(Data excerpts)

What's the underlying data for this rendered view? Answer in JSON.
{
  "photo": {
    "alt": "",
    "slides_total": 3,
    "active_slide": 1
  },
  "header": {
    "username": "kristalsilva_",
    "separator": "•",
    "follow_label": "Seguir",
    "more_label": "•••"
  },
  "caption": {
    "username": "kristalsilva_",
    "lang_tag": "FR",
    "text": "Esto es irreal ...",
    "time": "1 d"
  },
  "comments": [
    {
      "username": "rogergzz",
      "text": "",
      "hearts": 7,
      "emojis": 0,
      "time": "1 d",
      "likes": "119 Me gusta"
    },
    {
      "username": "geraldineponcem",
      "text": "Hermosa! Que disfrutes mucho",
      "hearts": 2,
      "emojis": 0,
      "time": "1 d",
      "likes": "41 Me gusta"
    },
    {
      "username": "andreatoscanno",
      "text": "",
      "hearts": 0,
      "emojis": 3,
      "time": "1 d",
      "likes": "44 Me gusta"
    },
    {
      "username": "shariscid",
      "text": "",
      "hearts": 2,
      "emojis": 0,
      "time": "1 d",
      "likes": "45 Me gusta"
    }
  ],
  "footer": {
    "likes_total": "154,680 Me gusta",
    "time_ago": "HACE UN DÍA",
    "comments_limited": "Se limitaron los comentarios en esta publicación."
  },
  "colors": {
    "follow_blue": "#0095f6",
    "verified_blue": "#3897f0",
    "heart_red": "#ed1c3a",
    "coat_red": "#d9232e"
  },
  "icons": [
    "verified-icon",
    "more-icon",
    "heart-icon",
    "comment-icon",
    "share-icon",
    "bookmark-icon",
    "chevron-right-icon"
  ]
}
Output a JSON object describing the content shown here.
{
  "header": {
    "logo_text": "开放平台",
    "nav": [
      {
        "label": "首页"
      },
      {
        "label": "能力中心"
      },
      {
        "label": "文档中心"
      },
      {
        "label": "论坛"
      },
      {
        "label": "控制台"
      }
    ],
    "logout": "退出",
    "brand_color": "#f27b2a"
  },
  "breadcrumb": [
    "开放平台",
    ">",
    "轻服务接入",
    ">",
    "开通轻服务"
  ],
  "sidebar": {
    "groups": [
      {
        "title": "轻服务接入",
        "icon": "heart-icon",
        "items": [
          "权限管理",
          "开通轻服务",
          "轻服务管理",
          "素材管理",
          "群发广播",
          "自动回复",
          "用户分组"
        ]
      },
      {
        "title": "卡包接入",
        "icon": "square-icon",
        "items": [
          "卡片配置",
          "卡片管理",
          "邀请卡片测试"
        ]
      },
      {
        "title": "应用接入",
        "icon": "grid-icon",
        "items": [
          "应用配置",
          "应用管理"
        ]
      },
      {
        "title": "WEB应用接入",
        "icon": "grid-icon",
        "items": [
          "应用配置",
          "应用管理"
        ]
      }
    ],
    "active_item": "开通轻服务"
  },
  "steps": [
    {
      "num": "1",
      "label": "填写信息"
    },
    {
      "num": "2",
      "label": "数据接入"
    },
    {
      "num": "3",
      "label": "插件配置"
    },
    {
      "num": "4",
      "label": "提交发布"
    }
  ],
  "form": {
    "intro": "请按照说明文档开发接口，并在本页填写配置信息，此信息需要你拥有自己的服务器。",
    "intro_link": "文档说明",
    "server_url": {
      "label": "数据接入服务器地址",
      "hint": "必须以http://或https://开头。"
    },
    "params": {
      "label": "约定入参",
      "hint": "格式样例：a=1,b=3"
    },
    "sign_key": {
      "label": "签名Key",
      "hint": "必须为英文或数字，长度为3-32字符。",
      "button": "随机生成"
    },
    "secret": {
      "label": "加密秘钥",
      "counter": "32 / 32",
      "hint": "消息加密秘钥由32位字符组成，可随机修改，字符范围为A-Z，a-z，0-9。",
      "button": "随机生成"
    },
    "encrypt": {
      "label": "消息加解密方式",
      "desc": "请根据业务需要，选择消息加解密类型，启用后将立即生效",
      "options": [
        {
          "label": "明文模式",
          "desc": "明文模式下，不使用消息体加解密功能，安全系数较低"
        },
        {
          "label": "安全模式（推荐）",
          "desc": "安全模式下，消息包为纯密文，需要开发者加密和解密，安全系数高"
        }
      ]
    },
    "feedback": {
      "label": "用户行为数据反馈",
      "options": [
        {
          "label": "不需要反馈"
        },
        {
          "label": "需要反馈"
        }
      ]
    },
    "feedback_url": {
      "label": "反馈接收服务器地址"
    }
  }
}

### AIM OF THE TASK
Determine the number of lines where the string "hint" occurs, and give that number only.

### EXERCISE SOLUTION
4